[begin Given records]

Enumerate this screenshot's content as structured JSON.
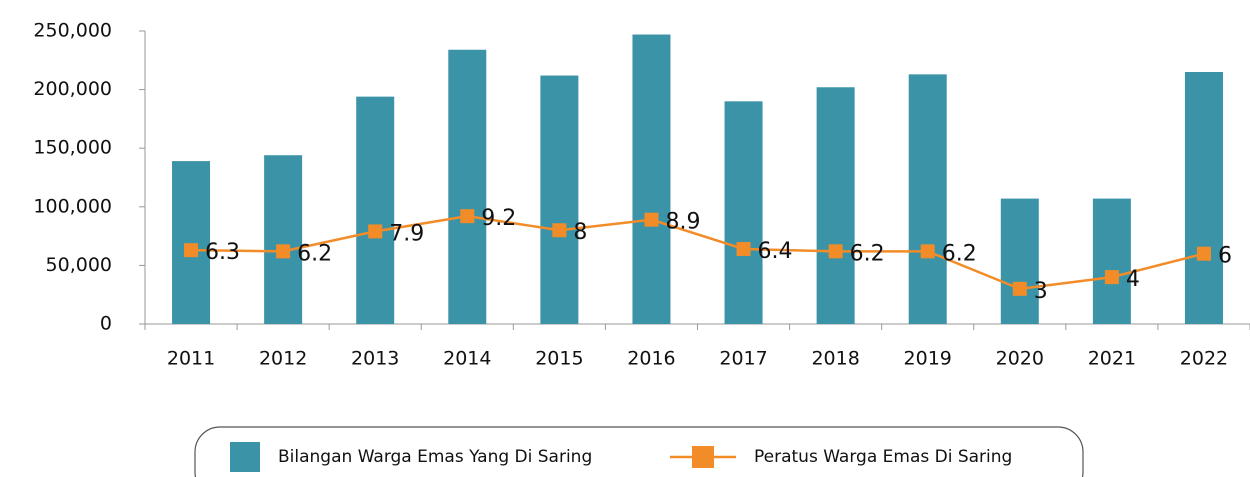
{
  "chart_data": {
    "type": "bar",
    "categories": [
      "2011",
      "2012",
      "2013",
      "2014",
      "2015",
      "2016",
      "2017",
      "2018",
      "2019",
      "2020",
      "2021",
      "2022"
    ],
    "series": [
      {
        "name": "Bilangan Warga Emas Yang Di Saring",
        "type": "bar",
        "color": "#3b93a8",
        "values": [
          139000,
          144000,
          194000,
          234000,
          212000,
          247000,
          190000,
          202000,
          213000,
          107000,
          107000,
          215000
        ]
      },
      {
        "name": "Peratus Warga Emas Di Saring",
        "type": "line",
        "axis": "y2",
        "color": "#f28c28",
        "values": [
          6.3,
          6.2,
          7.9,
          9.2,
          8,
          8.9,
          6.4,
          6.2,
          6.2,
          3,
          4,
          6
        ]
      }
    ],
    "ylim": [
      0,
      250000
    ],
    "yticks": [
      0,
      {
        "value": 50000,
        "label": "50,000"
      },
      {
        "value": 100000,
        "label": "100,000"
      },
      {
        "value": 150000,
        "label": "150,000"
      },
      {
        "value": 200000,
        "label": "200,000"
      },
      {
        "value": 250000,
        "label": "250,000"
      }
    ],
    "y2lim": [
      0,
      25
    ],
    "legend": "bottom"
  }
}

[end Given records]

| Work to do |
Repeat the records in full, exactly as they appear, without the pictures.

| Exercise answer |
Enumerate this screenshot's content as structured JSON.
{
  "chart_data": {
    "type": "bar",
    "categories": [
      "2011",
      "2012",
      "2013",
      "2014",
      "2015",
      "2016",
      "2017",
      "2018",
      "2019",
      "2020",
      "2021",
      "2022"
    ],
    "series": [
      {
        "name": "Bilangan Warga Emas Yang Di Saring",
        "type": "bar",
        "color": "#3b93a8",
        "values": [
          139000,
          144000,
          194000,
          234000,
          212000,
          247000,
          190000,
          202000,
          213000,
          107000,
          107000,
          215000
        ]
      },
      {
        "name": "Peratus Warga Emas Di Saring",
        "type": "line",
        "axis": "y2",
        "color": "#f28c28",
        "values": [
          6.3,
          6.2,
          7.9,
          9.2,
          8,
          8.9,
          6.4,
          6.2,
          6.2,
          3,
          4,
          6
        ]
      }
    ],
    "ylim": [
      0,
      250000
    ],
    "yticks": [
      0,
      {
        "value": 50000,
        "label": "50,000"
      },
      {
        "value": 100000,
        "label": "100,000"
      },
      {
        "value": 150000,
        "label": "150,000"
      },
      {
        "value": 200000,
        "label": "200,000"
      },
      {
        "value": 250000,
        "label": "250,000"
      }
    ],
    "y2lim": [
      0,
      25
    ],
    "legend": "bottom"
  }
}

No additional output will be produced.